## [Structured figure records]
------------------------------
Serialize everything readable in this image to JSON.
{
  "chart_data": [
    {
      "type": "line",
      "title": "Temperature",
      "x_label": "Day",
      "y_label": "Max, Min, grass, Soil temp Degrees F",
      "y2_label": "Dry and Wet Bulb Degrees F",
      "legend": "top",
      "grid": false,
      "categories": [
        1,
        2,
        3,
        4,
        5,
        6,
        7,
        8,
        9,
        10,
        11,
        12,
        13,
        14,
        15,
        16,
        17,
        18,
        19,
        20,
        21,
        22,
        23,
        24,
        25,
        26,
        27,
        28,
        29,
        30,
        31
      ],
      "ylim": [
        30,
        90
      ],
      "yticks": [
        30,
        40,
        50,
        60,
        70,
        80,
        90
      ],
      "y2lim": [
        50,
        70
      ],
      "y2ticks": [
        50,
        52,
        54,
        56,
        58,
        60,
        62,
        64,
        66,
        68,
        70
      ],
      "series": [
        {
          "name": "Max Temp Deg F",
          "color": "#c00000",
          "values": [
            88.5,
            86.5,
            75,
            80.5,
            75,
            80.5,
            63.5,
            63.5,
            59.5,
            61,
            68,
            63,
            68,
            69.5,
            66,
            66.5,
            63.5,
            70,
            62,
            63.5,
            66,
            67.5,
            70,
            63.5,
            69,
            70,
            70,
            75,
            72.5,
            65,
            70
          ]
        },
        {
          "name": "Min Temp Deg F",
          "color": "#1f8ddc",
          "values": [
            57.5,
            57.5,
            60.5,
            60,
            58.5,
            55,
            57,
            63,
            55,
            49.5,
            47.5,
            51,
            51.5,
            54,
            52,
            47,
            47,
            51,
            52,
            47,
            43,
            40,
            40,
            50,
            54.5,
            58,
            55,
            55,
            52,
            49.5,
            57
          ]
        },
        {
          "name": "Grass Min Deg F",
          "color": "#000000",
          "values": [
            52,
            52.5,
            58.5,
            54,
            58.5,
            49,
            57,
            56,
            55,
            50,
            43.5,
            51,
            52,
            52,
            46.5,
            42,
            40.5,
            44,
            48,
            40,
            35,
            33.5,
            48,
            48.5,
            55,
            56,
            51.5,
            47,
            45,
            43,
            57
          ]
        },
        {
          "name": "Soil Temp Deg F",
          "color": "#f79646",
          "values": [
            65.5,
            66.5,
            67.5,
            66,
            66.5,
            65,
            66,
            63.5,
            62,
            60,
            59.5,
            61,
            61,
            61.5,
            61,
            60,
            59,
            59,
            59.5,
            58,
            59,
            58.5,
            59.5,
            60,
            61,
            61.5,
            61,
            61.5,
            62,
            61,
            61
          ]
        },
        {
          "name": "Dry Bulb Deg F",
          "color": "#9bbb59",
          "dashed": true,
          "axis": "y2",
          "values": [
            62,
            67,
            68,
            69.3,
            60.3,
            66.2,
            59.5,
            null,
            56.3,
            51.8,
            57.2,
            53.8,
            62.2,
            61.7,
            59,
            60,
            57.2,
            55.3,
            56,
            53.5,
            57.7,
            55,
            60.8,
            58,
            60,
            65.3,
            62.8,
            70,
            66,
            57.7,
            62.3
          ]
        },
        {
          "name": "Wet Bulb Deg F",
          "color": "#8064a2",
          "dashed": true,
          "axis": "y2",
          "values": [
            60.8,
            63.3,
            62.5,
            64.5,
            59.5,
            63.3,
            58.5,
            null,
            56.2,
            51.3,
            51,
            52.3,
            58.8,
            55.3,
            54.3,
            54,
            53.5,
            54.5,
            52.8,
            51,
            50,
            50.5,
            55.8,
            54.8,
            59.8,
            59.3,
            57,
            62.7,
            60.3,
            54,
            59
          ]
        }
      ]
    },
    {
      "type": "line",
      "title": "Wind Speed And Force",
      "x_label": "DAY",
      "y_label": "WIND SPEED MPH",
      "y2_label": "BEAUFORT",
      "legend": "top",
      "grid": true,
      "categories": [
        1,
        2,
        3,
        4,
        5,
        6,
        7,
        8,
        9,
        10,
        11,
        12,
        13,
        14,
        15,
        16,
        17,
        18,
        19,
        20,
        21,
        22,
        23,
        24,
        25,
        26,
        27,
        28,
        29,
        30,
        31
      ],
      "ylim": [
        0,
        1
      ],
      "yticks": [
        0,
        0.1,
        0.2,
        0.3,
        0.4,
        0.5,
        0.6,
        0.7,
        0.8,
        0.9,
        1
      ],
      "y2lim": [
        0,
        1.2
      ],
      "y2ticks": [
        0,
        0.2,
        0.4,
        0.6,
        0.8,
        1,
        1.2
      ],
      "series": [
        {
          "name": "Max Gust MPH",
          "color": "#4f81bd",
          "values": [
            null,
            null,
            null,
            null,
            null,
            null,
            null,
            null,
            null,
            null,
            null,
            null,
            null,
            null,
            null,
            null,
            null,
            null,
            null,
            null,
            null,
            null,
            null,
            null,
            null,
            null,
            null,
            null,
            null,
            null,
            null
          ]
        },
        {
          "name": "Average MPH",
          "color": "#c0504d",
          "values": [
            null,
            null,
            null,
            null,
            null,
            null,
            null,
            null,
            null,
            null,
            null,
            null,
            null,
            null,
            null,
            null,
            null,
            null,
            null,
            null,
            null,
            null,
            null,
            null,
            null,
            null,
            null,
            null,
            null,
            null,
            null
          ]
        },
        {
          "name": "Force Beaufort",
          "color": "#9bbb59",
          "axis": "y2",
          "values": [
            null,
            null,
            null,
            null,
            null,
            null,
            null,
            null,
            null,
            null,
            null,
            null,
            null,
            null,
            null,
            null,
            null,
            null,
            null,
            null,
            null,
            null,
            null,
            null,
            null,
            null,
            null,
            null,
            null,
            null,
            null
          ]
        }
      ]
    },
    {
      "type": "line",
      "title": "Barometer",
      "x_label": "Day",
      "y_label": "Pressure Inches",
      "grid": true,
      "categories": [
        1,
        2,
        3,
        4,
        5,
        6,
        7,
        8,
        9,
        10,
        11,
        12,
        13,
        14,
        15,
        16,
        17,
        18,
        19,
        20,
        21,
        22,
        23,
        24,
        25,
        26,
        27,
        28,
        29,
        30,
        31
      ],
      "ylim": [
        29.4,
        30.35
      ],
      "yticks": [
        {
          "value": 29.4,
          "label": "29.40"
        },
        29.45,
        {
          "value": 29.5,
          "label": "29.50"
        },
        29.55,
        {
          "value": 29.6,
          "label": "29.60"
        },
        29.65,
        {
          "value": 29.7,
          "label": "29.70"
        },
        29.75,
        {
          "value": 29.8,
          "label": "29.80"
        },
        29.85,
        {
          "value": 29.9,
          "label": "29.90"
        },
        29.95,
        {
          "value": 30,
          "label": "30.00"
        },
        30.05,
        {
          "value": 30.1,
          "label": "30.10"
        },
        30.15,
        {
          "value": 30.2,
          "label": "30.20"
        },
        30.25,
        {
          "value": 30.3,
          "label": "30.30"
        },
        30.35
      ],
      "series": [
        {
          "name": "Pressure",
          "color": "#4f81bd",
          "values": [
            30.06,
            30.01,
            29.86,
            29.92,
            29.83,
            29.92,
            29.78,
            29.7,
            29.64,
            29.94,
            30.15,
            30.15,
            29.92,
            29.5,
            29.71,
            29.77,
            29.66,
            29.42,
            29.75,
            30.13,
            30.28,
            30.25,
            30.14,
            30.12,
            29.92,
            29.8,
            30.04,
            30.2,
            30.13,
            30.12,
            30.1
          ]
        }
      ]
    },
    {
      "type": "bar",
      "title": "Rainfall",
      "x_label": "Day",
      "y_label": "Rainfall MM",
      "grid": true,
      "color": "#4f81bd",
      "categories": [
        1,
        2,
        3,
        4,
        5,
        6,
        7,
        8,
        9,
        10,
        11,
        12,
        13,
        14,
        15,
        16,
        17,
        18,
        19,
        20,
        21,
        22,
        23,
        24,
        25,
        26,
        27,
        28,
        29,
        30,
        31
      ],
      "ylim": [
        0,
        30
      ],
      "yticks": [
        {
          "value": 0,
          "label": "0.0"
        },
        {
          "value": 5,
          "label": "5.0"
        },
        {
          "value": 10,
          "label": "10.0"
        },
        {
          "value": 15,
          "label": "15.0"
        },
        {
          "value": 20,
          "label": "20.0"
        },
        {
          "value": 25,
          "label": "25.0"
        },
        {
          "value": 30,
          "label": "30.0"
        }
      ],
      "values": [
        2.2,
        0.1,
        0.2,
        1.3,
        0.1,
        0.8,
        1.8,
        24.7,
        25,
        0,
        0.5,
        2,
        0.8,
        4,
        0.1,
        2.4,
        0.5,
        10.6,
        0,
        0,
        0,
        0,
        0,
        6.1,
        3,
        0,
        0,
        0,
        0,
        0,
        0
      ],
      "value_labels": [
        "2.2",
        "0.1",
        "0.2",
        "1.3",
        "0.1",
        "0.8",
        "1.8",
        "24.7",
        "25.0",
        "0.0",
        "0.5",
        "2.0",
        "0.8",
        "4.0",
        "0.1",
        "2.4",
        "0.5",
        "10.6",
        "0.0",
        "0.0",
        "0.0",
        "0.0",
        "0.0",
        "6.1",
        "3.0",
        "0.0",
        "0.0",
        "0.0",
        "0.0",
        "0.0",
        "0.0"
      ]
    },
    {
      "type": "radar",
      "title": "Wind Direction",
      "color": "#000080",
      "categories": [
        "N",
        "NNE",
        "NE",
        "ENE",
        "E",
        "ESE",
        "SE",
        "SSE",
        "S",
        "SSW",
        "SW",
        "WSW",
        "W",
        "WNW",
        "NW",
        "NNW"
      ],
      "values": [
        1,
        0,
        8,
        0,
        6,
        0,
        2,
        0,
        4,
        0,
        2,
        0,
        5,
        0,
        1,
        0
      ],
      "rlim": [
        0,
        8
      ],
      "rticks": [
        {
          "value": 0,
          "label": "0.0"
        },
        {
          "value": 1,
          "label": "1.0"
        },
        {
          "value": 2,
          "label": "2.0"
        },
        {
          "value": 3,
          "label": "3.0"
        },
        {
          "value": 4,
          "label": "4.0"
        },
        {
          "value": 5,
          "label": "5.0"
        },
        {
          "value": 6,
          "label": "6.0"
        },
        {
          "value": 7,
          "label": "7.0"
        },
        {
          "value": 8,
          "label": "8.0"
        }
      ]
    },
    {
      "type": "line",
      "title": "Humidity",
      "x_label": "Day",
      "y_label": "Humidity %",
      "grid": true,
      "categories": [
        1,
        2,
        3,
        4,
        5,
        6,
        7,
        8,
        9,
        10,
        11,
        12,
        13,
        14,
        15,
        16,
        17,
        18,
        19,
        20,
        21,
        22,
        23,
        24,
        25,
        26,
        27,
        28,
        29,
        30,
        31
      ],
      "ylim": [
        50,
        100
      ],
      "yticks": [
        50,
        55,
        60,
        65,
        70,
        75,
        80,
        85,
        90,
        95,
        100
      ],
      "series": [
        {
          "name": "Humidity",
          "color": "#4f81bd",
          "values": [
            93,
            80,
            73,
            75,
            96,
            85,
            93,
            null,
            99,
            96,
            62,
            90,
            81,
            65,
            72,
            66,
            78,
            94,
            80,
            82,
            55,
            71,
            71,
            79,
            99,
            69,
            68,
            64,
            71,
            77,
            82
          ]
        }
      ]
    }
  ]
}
------------------------------
Report only how many lines in the entries contain "name".

## [EXERCISE RESPONSE]
11